* TASK PROMPT:
Pull every line holding the string "della" from the records below.

* Records excerpted from a collection:
★ ★ ★ ★

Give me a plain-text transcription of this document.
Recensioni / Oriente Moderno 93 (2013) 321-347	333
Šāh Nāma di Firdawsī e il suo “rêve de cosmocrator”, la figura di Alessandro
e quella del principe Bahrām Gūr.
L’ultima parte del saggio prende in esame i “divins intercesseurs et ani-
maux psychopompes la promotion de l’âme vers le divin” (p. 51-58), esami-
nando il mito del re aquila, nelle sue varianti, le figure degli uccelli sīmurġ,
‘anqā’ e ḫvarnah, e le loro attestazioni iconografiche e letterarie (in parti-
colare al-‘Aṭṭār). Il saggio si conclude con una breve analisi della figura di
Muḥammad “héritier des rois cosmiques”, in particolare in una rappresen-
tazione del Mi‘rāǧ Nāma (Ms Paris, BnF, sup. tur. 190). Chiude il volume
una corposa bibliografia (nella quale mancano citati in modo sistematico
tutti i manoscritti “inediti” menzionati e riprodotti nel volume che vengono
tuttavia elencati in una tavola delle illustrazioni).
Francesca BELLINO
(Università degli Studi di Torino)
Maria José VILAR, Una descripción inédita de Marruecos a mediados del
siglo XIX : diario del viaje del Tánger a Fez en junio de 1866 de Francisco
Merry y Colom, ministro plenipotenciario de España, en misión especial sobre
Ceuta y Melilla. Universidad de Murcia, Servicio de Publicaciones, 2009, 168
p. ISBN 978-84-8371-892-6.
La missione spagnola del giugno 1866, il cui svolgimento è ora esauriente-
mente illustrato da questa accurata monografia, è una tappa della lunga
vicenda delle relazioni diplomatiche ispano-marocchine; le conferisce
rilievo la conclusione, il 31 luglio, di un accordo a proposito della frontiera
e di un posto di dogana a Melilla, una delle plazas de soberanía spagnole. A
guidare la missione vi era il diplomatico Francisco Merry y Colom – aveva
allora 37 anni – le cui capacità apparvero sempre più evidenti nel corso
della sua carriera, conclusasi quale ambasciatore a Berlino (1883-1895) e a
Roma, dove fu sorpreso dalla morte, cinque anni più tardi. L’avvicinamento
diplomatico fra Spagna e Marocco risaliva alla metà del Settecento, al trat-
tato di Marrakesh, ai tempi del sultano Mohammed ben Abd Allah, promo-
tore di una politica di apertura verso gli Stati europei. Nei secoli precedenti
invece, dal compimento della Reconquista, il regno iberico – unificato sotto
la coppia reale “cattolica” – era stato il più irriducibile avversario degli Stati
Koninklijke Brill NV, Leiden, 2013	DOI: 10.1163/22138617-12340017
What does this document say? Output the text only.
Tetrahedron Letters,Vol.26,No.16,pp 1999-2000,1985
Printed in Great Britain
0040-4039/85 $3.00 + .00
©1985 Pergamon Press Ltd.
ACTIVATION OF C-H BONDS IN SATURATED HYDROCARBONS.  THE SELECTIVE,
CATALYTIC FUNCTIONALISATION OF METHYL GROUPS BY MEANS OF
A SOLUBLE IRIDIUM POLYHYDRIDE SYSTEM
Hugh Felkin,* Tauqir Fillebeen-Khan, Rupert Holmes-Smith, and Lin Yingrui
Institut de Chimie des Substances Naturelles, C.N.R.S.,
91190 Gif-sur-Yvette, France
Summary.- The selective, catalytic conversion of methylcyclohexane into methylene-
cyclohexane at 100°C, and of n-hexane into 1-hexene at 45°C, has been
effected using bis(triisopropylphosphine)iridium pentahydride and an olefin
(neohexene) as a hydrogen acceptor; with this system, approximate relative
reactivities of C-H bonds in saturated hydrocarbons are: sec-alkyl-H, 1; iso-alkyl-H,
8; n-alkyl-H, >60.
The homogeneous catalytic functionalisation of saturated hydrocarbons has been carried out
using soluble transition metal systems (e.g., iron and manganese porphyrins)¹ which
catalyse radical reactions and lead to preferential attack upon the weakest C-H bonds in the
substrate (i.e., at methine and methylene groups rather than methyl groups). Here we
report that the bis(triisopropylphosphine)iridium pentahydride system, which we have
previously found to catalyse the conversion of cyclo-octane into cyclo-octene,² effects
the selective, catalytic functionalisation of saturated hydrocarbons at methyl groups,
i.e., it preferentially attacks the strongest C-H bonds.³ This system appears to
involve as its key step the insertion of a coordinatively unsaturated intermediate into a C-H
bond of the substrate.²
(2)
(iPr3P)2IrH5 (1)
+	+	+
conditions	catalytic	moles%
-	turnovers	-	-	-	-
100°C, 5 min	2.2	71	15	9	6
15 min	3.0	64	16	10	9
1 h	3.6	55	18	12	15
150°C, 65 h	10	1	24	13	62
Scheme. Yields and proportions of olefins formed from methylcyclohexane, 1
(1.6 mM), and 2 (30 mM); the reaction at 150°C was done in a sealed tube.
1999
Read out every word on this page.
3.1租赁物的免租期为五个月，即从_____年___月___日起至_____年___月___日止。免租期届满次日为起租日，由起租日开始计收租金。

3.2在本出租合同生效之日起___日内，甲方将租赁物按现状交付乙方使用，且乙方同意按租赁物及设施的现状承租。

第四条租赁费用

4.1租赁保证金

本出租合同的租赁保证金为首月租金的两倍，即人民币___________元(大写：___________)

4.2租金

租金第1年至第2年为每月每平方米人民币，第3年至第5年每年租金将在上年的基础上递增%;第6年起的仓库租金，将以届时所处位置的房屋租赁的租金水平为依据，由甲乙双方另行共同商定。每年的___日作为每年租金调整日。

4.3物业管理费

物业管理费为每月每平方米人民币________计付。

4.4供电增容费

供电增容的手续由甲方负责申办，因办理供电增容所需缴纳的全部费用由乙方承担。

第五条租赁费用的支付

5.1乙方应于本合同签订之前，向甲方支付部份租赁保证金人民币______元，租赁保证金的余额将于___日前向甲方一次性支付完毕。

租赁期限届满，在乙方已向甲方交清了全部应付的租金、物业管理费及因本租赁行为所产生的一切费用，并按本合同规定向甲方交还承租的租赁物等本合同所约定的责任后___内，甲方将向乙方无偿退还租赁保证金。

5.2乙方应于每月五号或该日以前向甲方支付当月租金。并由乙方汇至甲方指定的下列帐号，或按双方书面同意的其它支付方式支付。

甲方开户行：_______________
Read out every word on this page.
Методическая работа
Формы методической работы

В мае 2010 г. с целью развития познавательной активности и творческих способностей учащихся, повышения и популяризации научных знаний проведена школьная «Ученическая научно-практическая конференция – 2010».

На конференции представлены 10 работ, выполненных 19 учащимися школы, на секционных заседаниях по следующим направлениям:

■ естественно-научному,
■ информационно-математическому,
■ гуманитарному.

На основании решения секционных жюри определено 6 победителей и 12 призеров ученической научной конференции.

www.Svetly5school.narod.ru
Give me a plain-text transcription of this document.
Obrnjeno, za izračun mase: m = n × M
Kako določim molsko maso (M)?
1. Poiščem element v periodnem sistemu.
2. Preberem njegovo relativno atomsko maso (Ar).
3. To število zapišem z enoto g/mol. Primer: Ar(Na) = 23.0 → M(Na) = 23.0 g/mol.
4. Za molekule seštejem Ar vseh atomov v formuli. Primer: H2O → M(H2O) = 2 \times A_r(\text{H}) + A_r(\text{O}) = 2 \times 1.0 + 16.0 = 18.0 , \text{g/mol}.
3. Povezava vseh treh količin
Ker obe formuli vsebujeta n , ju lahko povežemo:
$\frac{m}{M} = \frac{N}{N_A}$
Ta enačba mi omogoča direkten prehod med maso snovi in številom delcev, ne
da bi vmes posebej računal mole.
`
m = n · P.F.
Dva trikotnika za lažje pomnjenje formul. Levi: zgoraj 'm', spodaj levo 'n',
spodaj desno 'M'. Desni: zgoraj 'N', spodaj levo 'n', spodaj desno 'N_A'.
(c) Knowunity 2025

★ ★ ★ ★

* WRITTEN SOLUTION:
colare al-‘Aṭṭār). Il saggio si conclude con una breve analisi della figura di
mente illustrato da questa accurata monografia, è una tappa della lunga
rilievo la conclusione, il 31 luglio, di un accordo a proposito della frontiera
della sua carriera, conclusasi quale ambasciatore a Berlino (1883-1895) e a
invece, dal compimento della Reconquista, il regno iberico – unificato sotto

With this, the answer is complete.